→ WHAT TO WORK ON: Every line containing the word "ilgili" needs to be found and copied.
#####
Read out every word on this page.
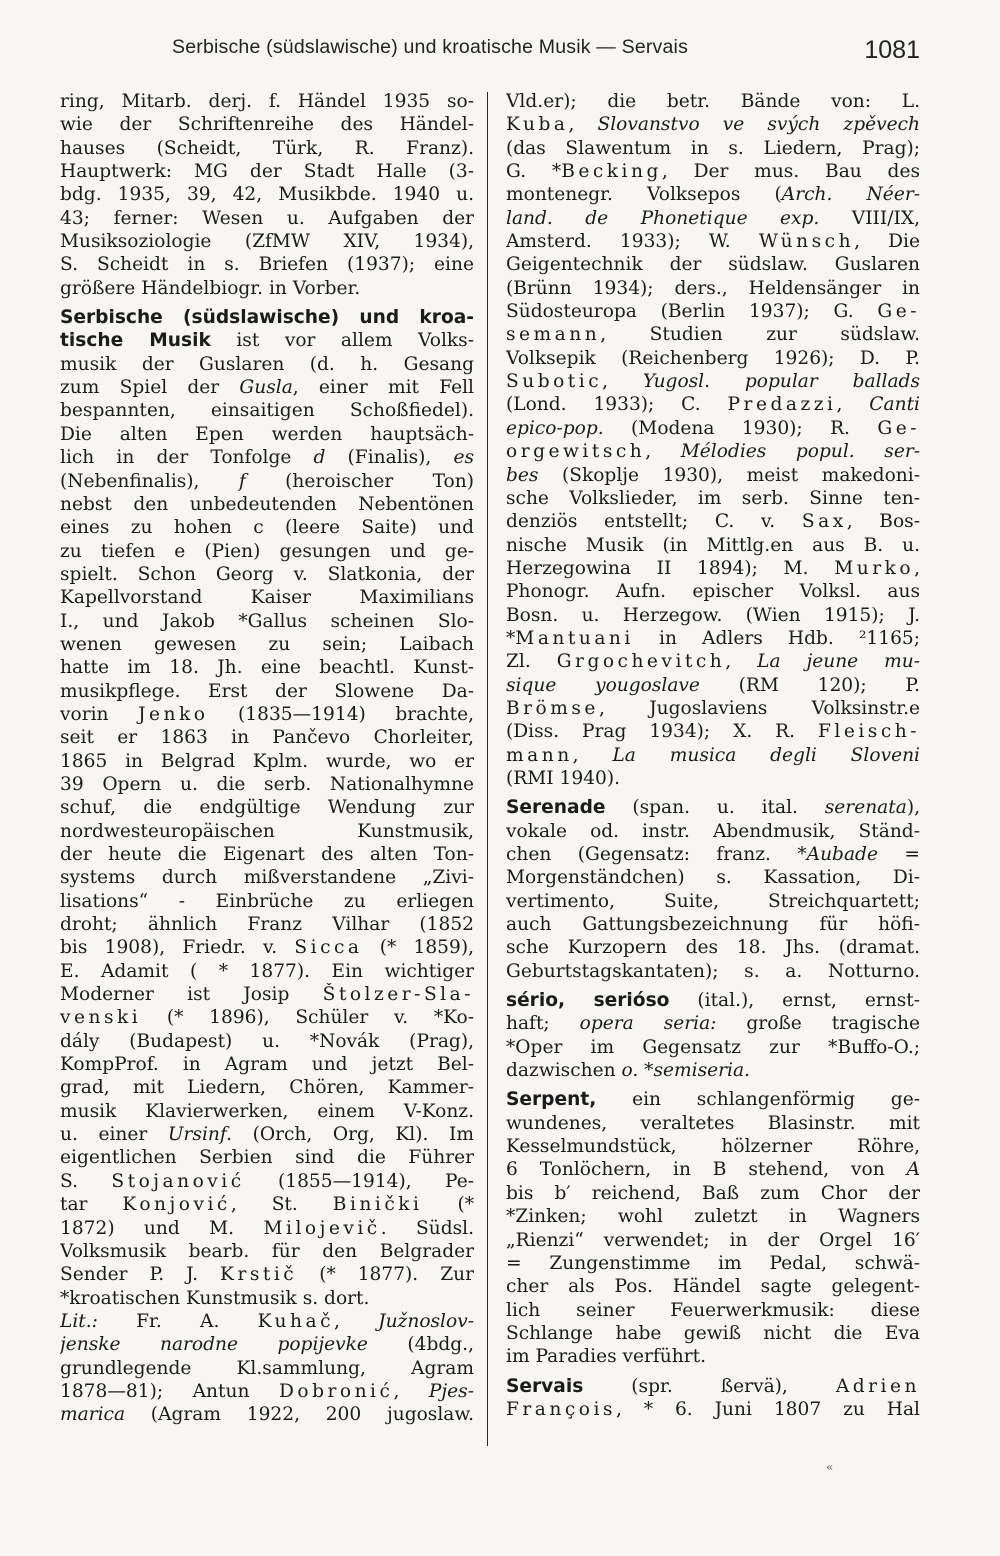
Serbische (südslawische) und kroatische Musik — Servais	1081
ring, Mitarb. derj. f. Händel 1935 so-
wie der Schriftenreihe des Händel-
hauses (Scheidt, Türk, R. Franz).
Hauptwerk: MG der Stadt Halle (3-
bdg. 1935, 39, 42, Musikbde. 1940 u.
43; ferner: Wesen u. Aufgaben der
Musiksoziologie (ZfMW XIV, 1934),
S. Scheidt in s. Briefen (1937); eine
größere Händelbiogr. in Vorber.
Serbische (südslawische) und kroa-
tische Musik ist vor allem Volks-
musik der Guslaren (d. h. Gesang
zum Spiel der Gusla, einer mit Fell
bespannten, einsaitigen Schoßfiedel).
Die alten Epen werden hauptsäch-
lich in der Tonfolge d (Finalis), es
(Nebenfinalis), f (heroischer Ton)
nebst den unbedeutenden Nebentönen
eines zu hohen c (leere Saite) und
zu tiefen e (Pien) gesungen und ge-
spielt. Schon Georg v. Slatkonia, der
Kapellvorstand Kaiser Maximilians
I., und Jakob *Gallus scheinen Slo-
wenen gewesen zu sein; Laibach
hatte im 18. Jh. eine beachtl. Kunst-
musikpflege. Erst der Slowene Da-
vorin Jenko (1835—1914) brachte,
seit er 1863 in Pančevo Chorleiter,
1865 in Belgrad Kplm. wurde, wo er
39 Opern u. die serb. Nationalhymne
schuf, die endgültige Wendung zur
nordwesteuropäischen Kunstmusik,
der heute die Eigenart des alten Ton-
systems durch mißverstandene „Zivi-
lisations“ - Einbrüche zu erliegen
droht; ähnlich Franz Vilhar (1852
bis 1908), Friedr. v. Sicca (* 1859),
E. Adamit ( * 1877). Ein wichtiger
Moderner ist Josip Štolzer-Sla-
venski (* 1896), Schüler v. *Ko-
dály (Budapest) u. *Novák (Prag),
KompProf. in Agram und jetzt Bel-
grad, mit Liedern, Chören, Kammer-
musik Klavierwerken, einem V-Konz.
u. einer Ursinf. (Orch, Org, Kl). Im
eigentlichen Serbien sind die Führer
S. Stojanović (1855—1914), Pe-
tar Konjović, St. Binički (*
1872) und M. Milojevič. Südsl.
Volksmusik bearb. für den Belgrader
Sender P. J. Krstič (* 1877). Zur
*kroatischen Kunstmusik s. dort.
Lit.: Fr. A. Kuhač, Južnoslov-
jenske narodne popijevke (4bdg.,
grundlegende Kl.sammlung, Agram
1878—81); Antun Dobronić, Pjes-
marica (Agram 1922, 200 jugoslaw.
Vld.er); die betr. Bände von: L.
Kuba, Slovanstvo ve svých zpěvech
(das Slawentum in s. Liedern, Prag);
G. *Becking, Der mus. Bau des
montenegr. Volksepos (Arch. Néer-
land. de Phonetique exp. VIII/IX,
Amsterd. 1933); W. Wünsch, Die
Geigentechnik der südslaw. Guslaren
(Brünn 1934); ders., Heldensänger in
Südosteuropa (Berlin 1937); G. Ge-
semann, Studien zur südslaw.
Volksepik (Reichenberg 1926); D. P.
Subotic, Yugosl. popular ballads
(Lond. 1933); C. Predazzi, Canti
epico-pop. (Modena 1930); R. Ge-
orgewitsch, Mélodies popul. ser-
bes (Skoplje 1930), meist makedoni-
sche Volkslieder, im serb. Sinne ten-
denziös entstellt; C. v. Sax, Bos-
nische Musik (in Mittlg.en aus B. u.
Herzegowina II 1894); M. Murko,
Phonogr. Aufn. epischer Volksl. aus
Bosn. u. Herzegow. (Wien 1915); J.
*Mantuani in Adlers Hdb. ²1165;
Zl. Grgochevitch, La jeune mu-
sique yougoslave (RM 120); P.
Brömse, Jugoslaviens Volksinstr.e
(Diss. Prag 1934); X. R. Fleisch-
mann, La musica degli Sloveni
(RMI 1940).
Serenade (span. u. ital. serenata),
vokale od. instr. Abendmusik, Ständ-
chen (Gegensatz: franz. *Aubade =
Morgenständchen) s. Kassation, Di-
vertimento, Suite, Streichquartett;
auch Gattungsbezeichnung für höfi-
sche Kurzopern des 18. Jhs. (dramat.
Geburtstagskantaten); s. a. Notturno.
sério, serióso (ital.), ernst, ernst-
haft; opera seria: große tragische
*Oper im Gegensatz zur *Buffo-O.;
dazwischen o. *semiseria.
Serpent, ein schlangenförmig ge-
wundenes, veraltetes Blasinstr. mit
Kesselmundstück, hölzerner Röhre,
6 Tonlöchern, in B stehend, von A
bis b′ reichend, Baß zum Chor der
*Zinken; wohl zuletzt in Wagners
„Rienzi“ verwendet; in der Orgel 16′
= Zungenstimme im Pedal, schwä-
cher als Pos. Händel sagte gelegent-
lich seiner Feuerwerkmusik: diese
Schlange habe gewiß nicht die Eva
im Paradies verführt.
Servais (spr. ßervä), Adrien
François, * 6. Juni 1807 zu Hal
«
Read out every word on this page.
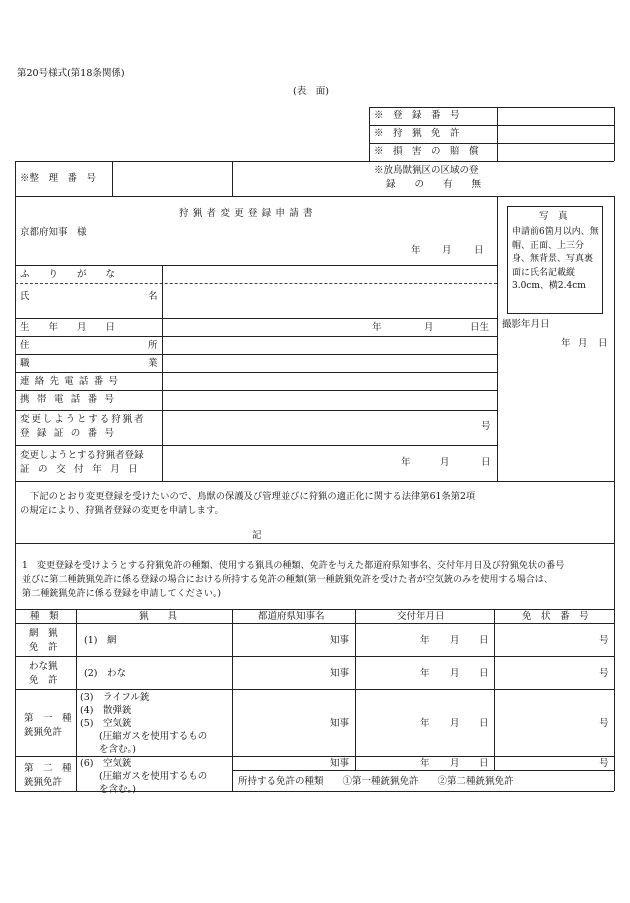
第20号様式(第18条関係)
(表　面)
※　登　録　番　号
※　狩　猟　免　許
※　損　害　の　賠　償
※整　理　番　号
※放鳥獣猟区の区域の登
録　　の　　有　　無
狩猟者変更登録申請書
京都府知事　様
年 月 日
写　真
申請前6箇月以内、無帽、正面、上三分身、無背景、写真裏面に氏名記載縦3.0cm、横2.4cm
撮影年月日
年 月 日
ふ　　り　　が　　な
氏	名
生　　年　　月　　日	年	月	日生
住	所
職	業
連絡先電話番号
携帯電話番号
変更しようとする狩猟者
登録証の番号
号
変更しようとする狩猟者登録
証の交付年月日
年	月	日
下記のとおり変更登録を受けたいので、鳥獣の保護及び管理並びに狩猟の適正化に関する法律第61条第2項
の規定により、狩猟者登録の変更を申請します。
記
1　変更登録を受けようとする狩猟免許の種類、使用する猟具の種類、免許を与えた都道府県知事名、交付年月日及び狩猟免状の番号
並びに第二種銃猟免許に係る登録の場合における所持する免許の種類(第一種銃猟免許を受けた者が空気銃のみを使用する場合は、
第二種銃猟免許に係る登録を申請してください。)
種　類	猟　　具	都道府県知事名	交付年月日	免　状　番　号
網　猟
免　許
(1)　網	知事	年 月 日	号
わな猟
免　許
(2)　わな	知事	年 月 日	号
第　一　種
銃猟免許
(3)　ライフル銃
(4)　散弾銃
(5)　空気銃
　　(圧縮ガスを使用するもの
　　を含む。)
知事	年 月 日	号
第　二　種
銃猟免許
(6)　空気銃
　　(圧縮ガスを使用するもの
　　を含む。)
知事	年 月 日	号
所持する免許の種類　　①第一種銃猟免許　　②第二種銃猟免許
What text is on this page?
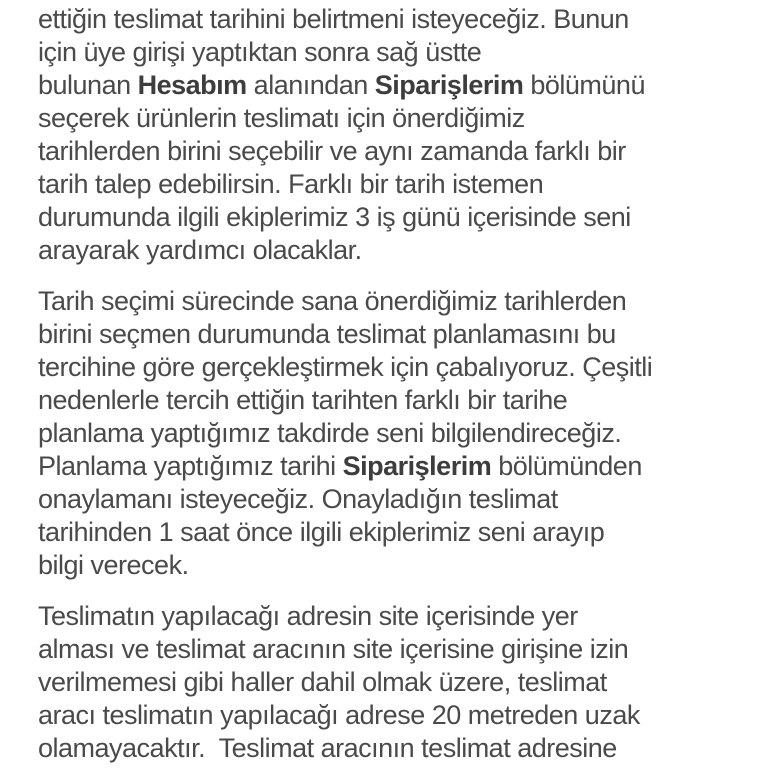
ettiğin teslimat tarihini belirtmeni isteyeceğiz. Bunun
için üye girişi yaptıktan sonra sağ üstte
bulunan Hesabım alanından Siparişlerim bölümünü
seçerek ürünlerin teslimatı için önerdiğimiz
tarihlerden birini seçebilir ve aynı zamanda farklı bir
tarih talep edebilirsin. Farklı bir tarih istemen
durumunda ilgili ekiplerimiz 3 iş günü içerisinde seni
arayarak yardımcı olacaklar.

Tarih seçimi sürecinde sana önerdiğimiz tarihlerden
birini seçmen durumunda teslimat planlamasını bu
tercihine göre gerçekleştirmek için çabalıyoruz. Çeşitli
nedenlerle tercih ettiğin tarihten farklı bir tarihe
planlama yaptığımız takdirde seni bilgilendireceğiz.
Planlama yaptığımız tarihi Siparişlerim bölümünden
onaylamanı isteyeceğiz. Onayladığın teslimat
tarihinden 1 saat önce ilgili ekiplerimiz seni arayıp
bilgi verecek.

Teslimatın yapılacağı adresin site içerisinde yer
alması ve teslimat aracının site içerisine girişine izin
verilmemesi gibi haller dahil olmak üzere, teslimat
aracı teslimatın yapılacağı adrese 20 metreden uzak
olamayacaktır.  Teslimat aracının teslimat adresine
#####
→ FULL ANSWER:
durumunda ilgili ekiplerimiz 3 iş günü içerisinde seni
tarihinden 1 saat önce ilgili ekiplerimiz seni arayıp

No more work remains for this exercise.